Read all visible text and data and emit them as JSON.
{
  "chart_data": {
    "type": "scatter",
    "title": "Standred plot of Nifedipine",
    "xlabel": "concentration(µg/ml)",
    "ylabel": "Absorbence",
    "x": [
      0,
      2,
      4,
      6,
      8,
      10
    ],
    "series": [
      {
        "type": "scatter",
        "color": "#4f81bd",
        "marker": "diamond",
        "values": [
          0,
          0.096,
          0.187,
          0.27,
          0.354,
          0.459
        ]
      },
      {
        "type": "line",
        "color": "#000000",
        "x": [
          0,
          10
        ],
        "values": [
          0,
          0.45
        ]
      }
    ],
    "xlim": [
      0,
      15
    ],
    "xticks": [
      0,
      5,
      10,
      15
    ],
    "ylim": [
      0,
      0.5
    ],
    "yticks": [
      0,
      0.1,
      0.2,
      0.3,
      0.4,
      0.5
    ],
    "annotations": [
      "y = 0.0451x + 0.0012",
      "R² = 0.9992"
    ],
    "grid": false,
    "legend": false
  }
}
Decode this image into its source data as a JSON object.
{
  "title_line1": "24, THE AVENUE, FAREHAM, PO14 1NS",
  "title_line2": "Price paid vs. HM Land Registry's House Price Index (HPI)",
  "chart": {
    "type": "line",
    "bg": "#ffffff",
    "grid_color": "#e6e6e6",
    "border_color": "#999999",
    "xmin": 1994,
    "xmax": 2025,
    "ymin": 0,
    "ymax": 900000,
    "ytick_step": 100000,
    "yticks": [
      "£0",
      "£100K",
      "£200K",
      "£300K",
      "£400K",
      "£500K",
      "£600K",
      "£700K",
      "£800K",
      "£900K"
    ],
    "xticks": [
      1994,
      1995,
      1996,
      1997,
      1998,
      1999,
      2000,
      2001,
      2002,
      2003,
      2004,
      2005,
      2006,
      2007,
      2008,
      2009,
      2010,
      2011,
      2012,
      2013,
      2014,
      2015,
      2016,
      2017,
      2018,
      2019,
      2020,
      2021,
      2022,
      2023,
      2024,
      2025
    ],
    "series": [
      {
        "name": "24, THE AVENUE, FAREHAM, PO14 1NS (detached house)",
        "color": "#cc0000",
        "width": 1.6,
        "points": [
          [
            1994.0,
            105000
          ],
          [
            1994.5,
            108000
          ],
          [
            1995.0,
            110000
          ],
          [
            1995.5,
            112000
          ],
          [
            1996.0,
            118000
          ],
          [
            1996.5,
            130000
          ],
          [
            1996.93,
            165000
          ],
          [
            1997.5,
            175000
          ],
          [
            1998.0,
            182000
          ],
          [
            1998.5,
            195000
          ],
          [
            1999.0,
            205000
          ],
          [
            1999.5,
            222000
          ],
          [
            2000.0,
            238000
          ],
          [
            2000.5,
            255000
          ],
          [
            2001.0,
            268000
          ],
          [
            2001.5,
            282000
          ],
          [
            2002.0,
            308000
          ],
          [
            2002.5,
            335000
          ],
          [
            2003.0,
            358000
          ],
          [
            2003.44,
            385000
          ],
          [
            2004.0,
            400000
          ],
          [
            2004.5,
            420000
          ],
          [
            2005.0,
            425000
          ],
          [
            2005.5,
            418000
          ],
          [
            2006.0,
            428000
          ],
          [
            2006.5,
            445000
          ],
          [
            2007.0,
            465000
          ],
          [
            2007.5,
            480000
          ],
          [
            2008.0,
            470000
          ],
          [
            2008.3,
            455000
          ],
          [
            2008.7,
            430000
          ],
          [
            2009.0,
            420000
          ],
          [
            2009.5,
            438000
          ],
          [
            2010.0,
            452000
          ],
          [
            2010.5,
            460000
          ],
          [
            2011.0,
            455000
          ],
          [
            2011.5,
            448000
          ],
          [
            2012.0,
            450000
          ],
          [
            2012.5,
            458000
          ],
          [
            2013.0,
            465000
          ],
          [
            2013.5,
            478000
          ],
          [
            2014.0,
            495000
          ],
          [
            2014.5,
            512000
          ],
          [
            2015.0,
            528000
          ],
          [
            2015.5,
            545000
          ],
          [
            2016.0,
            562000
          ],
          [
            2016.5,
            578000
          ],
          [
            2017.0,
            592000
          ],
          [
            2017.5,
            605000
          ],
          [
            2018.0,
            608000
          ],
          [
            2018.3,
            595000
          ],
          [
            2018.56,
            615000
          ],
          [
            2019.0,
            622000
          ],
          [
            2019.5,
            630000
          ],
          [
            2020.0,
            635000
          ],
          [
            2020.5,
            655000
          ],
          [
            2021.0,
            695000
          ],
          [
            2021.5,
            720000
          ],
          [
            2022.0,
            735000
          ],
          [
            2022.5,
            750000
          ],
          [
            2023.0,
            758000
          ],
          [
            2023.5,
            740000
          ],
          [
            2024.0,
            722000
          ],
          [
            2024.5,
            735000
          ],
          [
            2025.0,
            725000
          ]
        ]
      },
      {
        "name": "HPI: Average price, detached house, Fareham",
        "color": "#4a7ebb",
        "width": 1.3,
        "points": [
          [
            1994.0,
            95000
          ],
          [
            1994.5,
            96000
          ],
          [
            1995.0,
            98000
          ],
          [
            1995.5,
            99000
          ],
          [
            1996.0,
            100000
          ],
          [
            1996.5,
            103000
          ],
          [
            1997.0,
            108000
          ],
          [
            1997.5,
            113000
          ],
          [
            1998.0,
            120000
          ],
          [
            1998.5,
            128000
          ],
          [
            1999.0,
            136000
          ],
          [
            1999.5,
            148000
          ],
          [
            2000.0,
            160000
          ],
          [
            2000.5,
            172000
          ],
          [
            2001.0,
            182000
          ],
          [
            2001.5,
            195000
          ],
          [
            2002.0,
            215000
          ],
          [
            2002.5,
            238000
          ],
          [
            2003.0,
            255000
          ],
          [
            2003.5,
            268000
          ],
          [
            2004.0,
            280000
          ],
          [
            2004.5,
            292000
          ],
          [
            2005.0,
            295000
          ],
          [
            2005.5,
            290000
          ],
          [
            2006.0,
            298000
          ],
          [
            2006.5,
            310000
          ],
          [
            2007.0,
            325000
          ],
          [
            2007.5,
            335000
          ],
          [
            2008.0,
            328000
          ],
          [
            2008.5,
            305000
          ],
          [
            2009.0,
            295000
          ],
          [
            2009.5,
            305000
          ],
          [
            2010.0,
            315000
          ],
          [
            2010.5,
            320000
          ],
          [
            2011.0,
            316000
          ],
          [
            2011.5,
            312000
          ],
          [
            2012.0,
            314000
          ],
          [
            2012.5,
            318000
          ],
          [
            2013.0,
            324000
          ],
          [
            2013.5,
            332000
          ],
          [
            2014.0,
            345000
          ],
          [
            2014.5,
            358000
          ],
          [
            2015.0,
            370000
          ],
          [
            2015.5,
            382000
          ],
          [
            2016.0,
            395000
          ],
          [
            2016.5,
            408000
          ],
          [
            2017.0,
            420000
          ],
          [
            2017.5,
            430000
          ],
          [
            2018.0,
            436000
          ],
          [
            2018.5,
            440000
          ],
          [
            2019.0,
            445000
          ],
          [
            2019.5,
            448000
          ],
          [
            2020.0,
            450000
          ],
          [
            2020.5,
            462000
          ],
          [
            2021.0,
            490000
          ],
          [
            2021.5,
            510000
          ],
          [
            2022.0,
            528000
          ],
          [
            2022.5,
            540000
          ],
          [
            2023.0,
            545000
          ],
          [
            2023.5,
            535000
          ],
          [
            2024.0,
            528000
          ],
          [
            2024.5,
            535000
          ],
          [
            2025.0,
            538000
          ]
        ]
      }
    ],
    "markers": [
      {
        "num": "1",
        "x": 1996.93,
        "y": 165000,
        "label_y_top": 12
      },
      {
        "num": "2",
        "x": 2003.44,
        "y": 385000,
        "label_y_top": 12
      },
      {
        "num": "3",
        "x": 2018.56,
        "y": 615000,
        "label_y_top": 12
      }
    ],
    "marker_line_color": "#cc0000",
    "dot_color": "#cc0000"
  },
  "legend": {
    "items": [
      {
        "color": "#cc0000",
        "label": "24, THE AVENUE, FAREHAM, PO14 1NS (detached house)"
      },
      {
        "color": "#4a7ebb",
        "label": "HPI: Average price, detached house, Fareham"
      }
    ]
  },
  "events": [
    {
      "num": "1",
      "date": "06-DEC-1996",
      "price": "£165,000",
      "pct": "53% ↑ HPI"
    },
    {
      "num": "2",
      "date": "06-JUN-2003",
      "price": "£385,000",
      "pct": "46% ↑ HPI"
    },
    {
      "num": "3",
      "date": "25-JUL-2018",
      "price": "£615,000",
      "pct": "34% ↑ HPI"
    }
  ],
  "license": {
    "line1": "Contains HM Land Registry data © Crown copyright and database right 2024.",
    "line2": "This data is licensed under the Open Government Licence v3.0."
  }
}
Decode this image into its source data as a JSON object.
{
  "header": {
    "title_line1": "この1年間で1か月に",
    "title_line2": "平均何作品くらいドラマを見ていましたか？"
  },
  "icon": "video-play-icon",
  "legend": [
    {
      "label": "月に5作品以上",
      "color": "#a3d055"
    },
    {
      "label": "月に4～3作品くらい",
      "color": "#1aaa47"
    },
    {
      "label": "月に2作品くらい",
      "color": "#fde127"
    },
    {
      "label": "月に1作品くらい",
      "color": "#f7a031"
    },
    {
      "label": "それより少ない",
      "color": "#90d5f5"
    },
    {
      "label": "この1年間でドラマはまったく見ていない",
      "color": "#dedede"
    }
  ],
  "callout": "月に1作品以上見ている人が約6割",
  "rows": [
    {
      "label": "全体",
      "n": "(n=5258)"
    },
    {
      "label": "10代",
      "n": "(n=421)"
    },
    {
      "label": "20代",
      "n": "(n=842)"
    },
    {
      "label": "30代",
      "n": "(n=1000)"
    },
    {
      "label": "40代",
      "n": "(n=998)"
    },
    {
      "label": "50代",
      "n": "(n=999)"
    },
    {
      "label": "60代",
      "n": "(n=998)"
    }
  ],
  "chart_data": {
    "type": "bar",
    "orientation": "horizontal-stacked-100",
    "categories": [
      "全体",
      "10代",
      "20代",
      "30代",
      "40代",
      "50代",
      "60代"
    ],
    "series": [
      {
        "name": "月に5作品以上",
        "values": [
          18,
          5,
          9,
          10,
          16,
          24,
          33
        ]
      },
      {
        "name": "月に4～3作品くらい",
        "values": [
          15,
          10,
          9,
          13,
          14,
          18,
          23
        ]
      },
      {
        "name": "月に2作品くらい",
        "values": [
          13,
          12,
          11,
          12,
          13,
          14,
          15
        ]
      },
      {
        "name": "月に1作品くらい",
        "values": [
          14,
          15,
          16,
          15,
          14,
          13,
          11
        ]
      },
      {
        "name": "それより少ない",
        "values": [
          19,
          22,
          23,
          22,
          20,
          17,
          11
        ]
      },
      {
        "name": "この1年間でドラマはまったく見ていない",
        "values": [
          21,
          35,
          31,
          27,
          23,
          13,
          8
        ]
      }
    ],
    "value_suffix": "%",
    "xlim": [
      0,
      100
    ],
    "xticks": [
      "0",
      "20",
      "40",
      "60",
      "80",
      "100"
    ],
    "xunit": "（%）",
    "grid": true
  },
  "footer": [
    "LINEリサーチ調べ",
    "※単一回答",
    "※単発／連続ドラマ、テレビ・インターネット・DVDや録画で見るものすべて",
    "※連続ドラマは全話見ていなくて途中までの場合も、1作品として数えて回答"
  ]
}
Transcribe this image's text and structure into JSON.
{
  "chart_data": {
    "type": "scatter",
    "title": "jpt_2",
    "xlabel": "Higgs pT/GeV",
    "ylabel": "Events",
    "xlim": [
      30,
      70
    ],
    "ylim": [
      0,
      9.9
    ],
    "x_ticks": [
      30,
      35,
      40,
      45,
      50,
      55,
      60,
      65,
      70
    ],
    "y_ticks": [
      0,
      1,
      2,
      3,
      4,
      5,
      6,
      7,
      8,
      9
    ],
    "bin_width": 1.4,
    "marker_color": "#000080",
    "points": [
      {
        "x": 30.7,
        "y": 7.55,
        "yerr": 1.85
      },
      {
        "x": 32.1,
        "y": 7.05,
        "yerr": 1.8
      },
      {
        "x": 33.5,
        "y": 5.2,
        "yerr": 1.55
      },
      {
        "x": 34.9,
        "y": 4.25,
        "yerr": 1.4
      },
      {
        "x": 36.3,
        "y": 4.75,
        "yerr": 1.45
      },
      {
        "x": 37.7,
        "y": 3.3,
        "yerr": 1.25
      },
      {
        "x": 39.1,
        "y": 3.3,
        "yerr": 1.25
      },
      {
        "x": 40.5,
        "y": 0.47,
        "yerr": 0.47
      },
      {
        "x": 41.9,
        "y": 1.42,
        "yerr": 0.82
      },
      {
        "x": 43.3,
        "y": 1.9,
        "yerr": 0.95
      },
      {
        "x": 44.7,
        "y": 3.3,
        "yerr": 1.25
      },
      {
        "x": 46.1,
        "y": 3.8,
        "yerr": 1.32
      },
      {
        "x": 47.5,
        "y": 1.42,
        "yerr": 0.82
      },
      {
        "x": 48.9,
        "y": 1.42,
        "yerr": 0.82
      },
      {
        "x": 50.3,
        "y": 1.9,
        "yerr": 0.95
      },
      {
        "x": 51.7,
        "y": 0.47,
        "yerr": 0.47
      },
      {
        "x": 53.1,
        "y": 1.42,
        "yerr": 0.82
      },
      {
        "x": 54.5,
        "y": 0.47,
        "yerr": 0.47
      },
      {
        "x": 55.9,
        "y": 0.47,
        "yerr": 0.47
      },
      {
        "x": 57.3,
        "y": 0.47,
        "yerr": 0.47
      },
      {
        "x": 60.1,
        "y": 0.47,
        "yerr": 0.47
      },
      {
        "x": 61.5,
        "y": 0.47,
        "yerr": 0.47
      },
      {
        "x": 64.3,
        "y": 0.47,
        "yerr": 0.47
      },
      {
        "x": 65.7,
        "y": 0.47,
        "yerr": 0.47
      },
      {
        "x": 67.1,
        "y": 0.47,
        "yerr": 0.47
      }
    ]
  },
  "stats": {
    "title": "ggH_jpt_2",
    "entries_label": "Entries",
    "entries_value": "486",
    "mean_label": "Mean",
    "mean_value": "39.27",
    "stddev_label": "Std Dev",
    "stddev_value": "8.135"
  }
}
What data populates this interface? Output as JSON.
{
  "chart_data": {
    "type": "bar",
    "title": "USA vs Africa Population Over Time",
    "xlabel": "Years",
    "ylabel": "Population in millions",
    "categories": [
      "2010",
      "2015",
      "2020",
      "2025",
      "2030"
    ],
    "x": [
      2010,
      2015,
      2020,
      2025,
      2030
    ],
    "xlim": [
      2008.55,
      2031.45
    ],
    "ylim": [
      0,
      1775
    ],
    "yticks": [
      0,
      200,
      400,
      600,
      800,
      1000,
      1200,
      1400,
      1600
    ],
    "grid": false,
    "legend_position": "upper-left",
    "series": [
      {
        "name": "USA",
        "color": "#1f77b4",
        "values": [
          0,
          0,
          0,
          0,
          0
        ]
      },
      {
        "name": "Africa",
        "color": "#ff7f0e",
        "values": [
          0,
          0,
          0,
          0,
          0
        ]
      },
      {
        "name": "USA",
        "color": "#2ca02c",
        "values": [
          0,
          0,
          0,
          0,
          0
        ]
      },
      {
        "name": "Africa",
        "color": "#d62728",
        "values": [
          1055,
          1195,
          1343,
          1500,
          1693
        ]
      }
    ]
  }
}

● What the task asks
Show every line in the records above that contains the word "type".

● Answer for this exercise
    "type": "scatter",
        "type": "scatter",
        "type": "line",
    "type": "line",
    "type": "bar",
    "type": "scatter",
    "type": "bar",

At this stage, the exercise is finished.